• [Working data]:
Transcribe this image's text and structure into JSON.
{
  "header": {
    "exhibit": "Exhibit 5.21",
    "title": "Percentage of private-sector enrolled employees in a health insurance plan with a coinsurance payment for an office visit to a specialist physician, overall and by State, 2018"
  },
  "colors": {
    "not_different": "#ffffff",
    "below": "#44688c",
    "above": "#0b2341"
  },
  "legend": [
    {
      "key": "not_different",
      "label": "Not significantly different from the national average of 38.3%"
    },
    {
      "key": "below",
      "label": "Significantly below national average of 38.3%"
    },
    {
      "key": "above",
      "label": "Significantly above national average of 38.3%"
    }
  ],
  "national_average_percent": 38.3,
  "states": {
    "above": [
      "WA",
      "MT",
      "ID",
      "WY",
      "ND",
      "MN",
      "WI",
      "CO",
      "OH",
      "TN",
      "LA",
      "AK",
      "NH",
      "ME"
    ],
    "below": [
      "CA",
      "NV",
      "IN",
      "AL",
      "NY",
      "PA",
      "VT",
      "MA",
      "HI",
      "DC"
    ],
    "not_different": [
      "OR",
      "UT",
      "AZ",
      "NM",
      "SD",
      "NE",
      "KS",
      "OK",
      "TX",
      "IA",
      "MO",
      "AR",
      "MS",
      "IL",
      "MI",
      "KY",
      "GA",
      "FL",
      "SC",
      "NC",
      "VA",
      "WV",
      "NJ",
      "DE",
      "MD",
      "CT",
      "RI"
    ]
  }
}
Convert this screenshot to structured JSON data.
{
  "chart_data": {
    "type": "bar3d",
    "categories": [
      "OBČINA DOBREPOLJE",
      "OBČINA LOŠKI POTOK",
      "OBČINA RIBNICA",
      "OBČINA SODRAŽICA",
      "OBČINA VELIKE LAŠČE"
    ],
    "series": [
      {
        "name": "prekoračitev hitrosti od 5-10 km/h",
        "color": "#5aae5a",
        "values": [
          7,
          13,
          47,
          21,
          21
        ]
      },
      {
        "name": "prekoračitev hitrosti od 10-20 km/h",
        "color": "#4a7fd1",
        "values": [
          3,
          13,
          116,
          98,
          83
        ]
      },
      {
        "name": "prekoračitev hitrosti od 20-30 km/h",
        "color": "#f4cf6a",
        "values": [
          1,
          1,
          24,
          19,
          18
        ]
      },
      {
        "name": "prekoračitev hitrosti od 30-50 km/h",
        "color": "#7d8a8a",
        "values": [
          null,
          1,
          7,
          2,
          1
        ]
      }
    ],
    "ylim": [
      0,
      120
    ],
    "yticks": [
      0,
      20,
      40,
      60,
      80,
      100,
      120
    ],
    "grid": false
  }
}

• [Given exercise]:
Copy each line of the listing that holds the word "this".

• [Response to the task]:
Transcribe this image's text and structure into JSON.
Convert this screenshot to structured JSON data.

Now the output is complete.